┌─ Record list

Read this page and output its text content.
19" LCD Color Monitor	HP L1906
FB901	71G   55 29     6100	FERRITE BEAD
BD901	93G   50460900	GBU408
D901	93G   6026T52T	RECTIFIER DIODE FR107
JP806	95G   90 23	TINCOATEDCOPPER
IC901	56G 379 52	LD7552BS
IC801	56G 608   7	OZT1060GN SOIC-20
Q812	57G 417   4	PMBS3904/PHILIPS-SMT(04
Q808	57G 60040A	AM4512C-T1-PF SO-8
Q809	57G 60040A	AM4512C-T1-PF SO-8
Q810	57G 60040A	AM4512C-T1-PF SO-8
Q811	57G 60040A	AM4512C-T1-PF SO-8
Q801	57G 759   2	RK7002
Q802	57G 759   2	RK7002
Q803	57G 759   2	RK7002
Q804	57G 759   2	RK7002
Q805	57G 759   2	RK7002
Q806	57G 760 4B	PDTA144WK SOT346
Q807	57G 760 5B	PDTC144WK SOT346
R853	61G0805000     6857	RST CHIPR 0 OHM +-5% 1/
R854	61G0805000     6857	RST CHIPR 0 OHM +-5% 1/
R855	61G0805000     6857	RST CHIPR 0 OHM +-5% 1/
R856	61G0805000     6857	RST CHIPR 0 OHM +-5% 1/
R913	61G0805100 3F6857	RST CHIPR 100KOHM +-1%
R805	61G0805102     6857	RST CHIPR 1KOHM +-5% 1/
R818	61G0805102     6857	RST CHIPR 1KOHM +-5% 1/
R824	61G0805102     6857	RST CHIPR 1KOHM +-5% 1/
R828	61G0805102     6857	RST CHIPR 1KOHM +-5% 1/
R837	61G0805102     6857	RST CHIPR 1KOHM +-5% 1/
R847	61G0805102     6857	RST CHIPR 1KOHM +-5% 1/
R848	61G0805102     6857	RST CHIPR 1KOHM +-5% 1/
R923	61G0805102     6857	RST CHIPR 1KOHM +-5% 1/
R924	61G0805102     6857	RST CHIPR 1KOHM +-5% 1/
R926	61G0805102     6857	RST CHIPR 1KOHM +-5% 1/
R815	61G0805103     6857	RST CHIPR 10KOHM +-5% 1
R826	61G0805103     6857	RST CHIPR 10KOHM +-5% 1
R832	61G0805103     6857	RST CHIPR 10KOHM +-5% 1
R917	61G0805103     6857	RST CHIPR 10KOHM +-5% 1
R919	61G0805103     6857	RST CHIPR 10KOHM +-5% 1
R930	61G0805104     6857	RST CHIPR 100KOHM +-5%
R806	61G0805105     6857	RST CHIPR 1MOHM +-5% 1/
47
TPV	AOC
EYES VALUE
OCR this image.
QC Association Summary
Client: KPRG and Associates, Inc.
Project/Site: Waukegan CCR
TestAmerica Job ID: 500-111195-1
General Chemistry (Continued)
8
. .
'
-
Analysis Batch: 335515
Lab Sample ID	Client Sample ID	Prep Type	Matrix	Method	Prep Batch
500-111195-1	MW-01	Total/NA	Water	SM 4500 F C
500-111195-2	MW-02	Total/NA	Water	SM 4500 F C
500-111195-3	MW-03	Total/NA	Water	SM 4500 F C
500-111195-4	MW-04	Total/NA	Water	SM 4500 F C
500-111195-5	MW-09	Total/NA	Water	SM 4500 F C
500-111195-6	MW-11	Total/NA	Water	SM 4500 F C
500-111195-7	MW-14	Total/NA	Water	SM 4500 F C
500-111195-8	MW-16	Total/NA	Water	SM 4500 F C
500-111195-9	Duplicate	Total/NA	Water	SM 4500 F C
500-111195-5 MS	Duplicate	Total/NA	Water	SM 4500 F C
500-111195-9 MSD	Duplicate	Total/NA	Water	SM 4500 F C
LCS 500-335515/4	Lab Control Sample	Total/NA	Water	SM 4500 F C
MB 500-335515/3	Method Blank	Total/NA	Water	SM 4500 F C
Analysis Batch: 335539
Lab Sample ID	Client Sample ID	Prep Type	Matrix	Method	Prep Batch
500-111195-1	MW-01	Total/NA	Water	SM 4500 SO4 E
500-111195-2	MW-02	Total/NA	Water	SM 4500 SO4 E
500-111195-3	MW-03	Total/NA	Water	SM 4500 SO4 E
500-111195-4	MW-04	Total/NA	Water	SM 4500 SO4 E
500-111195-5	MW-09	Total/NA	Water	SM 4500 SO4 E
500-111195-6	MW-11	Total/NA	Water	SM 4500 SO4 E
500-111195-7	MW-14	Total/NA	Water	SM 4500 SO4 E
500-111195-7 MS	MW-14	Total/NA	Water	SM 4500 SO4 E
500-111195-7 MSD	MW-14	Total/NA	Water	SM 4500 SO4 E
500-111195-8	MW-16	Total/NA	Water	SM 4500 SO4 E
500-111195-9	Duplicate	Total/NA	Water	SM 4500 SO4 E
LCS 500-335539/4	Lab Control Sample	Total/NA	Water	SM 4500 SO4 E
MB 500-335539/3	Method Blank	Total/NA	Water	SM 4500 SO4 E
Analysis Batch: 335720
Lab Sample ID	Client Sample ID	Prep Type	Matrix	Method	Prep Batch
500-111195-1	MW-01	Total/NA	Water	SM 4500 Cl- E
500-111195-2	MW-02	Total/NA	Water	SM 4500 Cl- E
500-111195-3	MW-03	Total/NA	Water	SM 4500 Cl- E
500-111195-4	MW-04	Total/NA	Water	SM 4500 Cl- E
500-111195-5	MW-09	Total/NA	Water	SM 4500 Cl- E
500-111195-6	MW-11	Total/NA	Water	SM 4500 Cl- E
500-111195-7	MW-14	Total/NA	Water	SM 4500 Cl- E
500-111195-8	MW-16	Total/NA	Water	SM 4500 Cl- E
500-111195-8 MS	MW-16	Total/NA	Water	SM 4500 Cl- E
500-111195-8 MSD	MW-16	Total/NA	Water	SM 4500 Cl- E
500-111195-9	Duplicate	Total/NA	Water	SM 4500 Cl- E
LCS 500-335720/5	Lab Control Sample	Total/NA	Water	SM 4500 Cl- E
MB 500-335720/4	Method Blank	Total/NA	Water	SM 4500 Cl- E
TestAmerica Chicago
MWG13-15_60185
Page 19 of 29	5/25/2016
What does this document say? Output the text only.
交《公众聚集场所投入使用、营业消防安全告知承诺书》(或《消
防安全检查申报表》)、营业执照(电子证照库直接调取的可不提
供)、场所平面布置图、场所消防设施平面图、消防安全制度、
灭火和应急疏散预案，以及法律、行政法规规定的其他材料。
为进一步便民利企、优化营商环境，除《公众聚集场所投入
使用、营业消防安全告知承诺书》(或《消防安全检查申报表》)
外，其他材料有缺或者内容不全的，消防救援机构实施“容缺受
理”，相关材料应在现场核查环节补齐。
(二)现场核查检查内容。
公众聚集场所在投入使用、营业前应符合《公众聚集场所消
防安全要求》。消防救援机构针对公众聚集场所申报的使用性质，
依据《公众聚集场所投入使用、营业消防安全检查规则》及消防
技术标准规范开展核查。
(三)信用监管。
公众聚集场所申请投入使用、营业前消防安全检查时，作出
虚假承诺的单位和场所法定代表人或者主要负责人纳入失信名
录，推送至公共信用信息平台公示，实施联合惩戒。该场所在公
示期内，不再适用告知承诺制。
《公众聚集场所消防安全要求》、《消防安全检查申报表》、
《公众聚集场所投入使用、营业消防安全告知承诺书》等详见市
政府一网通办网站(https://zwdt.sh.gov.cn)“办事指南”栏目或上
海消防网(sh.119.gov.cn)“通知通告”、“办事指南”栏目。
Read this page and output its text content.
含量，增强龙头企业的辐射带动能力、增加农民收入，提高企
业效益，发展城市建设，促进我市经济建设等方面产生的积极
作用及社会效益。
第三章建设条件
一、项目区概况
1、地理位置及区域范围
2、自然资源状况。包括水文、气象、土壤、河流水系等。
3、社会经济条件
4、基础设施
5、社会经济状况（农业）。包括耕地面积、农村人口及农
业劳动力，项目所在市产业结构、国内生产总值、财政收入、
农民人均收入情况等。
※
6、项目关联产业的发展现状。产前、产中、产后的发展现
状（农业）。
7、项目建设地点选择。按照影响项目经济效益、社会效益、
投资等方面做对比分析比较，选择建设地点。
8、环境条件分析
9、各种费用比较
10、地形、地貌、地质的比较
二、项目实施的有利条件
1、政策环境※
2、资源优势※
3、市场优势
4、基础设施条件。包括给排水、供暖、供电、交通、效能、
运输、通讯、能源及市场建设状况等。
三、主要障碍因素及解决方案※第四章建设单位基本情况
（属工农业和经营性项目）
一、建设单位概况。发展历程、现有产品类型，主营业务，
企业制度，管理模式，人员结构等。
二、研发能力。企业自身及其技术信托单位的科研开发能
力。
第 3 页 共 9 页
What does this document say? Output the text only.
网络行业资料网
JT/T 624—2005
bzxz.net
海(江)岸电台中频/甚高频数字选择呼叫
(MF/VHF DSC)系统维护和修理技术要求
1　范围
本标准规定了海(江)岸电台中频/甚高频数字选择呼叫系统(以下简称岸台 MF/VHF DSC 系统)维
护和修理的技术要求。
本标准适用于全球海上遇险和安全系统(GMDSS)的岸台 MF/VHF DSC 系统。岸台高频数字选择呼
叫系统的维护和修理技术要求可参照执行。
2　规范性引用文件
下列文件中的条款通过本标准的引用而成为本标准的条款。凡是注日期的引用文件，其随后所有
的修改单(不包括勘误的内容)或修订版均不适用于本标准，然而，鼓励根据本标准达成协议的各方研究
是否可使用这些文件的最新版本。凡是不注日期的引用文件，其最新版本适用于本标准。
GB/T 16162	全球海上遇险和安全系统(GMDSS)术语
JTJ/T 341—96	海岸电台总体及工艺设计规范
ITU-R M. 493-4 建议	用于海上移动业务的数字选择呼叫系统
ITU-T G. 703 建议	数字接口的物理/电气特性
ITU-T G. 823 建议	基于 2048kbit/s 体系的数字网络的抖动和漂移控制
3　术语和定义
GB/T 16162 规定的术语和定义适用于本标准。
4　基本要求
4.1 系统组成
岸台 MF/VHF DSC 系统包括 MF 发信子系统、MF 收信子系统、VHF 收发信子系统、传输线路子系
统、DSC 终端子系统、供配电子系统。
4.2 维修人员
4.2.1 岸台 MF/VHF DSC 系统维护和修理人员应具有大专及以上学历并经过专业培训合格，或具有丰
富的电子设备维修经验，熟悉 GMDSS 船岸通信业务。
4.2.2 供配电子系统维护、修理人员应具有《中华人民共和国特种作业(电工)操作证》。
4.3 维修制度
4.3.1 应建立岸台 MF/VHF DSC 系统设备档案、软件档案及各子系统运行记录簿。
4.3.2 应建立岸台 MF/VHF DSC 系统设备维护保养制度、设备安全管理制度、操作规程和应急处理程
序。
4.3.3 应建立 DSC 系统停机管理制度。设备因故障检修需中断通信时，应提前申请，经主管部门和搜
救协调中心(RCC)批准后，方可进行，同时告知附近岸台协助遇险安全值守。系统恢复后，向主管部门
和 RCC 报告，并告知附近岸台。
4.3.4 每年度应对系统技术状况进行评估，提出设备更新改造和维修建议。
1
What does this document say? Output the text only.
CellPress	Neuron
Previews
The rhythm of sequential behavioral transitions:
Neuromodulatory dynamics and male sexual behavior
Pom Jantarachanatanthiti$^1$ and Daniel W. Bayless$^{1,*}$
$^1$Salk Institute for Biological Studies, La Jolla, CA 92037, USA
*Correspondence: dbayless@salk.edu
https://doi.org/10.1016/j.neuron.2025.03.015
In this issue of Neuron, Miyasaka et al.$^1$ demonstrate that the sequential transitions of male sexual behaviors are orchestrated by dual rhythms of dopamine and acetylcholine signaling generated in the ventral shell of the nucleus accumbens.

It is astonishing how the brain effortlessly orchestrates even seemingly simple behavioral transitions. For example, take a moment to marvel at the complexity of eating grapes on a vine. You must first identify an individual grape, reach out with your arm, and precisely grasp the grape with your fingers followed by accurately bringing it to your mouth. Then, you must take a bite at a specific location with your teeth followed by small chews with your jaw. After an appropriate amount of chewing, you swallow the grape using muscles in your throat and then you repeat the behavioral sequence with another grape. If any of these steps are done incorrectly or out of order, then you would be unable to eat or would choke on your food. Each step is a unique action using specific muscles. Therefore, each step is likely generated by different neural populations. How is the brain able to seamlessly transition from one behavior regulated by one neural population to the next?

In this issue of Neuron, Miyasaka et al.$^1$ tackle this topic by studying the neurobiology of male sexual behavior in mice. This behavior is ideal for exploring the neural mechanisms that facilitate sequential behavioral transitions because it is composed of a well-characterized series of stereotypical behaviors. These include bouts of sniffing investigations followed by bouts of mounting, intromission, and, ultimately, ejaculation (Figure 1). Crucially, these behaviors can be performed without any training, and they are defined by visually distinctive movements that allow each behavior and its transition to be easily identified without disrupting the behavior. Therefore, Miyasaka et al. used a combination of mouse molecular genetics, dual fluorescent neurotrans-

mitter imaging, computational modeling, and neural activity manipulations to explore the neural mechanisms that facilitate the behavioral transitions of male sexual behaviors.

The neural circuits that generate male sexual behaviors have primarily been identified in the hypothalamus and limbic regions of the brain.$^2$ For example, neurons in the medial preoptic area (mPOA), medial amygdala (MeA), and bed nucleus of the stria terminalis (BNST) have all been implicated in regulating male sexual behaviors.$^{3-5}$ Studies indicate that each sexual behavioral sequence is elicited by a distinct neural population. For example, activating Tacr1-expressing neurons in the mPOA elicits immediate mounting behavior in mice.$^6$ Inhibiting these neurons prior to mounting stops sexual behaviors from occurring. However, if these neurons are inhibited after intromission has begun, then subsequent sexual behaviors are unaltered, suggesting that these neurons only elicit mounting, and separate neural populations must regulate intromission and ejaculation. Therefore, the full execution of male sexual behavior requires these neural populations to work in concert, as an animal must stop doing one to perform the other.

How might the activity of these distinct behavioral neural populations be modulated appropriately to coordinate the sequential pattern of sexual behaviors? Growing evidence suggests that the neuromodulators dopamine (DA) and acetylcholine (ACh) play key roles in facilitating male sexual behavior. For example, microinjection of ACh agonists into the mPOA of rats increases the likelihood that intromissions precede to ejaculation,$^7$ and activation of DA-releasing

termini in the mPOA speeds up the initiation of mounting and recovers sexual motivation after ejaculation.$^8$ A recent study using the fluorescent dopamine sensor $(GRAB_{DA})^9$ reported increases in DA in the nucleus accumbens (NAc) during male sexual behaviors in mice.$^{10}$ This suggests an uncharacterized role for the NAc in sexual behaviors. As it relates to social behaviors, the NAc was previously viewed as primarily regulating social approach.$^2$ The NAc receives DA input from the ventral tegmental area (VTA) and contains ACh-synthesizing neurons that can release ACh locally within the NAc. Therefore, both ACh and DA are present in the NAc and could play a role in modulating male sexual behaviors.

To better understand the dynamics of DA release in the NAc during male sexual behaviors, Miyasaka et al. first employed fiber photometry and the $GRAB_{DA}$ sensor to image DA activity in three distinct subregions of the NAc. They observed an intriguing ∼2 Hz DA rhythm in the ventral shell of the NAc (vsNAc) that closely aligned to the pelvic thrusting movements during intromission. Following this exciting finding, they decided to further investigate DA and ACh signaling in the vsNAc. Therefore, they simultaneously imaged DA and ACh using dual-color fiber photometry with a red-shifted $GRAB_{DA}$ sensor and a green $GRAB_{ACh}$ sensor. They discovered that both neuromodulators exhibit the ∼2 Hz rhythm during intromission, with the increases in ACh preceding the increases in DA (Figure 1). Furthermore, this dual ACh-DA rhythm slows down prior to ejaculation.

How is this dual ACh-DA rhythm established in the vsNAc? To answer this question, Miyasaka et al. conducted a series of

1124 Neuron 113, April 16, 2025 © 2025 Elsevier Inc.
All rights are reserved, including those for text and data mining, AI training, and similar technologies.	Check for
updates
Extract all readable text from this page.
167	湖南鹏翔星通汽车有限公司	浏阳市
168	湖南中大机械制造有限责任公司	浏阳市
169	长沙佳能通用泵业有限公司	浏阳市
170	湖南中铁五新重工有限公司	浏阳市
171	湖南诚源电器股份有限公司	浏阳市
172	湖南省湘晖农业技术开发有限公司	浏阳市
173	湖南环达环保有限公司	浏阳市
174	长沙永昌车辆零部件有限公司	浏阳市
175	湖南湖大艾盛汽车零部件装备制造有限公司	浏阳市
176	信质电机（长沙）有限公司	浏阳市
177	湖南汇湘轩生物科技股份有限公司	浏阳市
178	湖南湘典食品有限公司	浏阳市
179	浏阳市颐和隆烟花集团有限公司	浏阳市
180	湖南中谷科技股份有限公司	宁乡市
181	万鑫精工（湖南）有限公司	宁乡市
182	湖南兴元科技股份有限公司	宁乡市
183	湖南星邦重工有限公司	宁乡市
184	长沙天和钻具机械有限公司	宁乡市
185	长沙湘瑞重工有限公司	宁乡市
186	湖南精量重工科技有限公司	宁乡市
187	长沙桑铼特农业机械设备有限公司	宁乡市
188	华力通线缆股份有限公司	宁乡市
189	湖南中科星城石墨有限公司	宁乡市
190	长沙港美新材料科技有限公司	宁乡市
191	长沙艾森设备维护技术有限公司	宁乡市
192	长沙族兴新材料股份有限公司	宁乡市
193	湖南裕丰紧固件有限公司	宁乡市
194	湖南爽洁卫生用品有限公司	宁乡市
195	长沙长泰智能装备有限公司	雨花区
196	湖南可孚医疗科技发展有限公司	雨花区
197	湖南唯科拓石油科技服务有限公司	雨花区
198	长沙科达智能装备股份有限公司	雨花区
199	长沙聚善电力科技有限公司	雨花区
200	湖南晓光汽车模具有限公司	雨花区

└─

**Challenge**
Pull out every line of the entries that includes the word "play".

**Full output**
How might the activity of these distinct behavioral neural populations be modulated appropriately to coordinate the sequential pattern of sexual behaviors? Growing evidence suggests that the neuromodulators dopamine (DA) and acetylcholine (ACh) play key roles in facilitating male sexual behavior. For example, microinjection of ACh agonists into the mPOA of rats increases the likelihood that intromissions precede to ejaculation,$^7$ and activation of DA-releasing
termini in the mPOA speeds up the initiation of mounting and recovers sexual motivation after ejaculation.$^8$ A recent study using the fluorescent dopamine sensor $(GRAB_{DA})^9$ reported increases in DA in the nucleus accumbens (NAc) during male sexual behaviors in mice.$^{10}$ This suggests an uncharacterized role for the NAc in sexual behaviors. As it relates to social behaviors, the NAc was previously viewed as primarily regulating social approach.$^2$ The NAc receives DA input from the ventral tegmental area (VTA) and contains ACh-synthesizing neurons that can release ACh locally within the NAc. Therefore, both ACh and DA are present in the NAc and could play a role in modulating male sexual behaviors.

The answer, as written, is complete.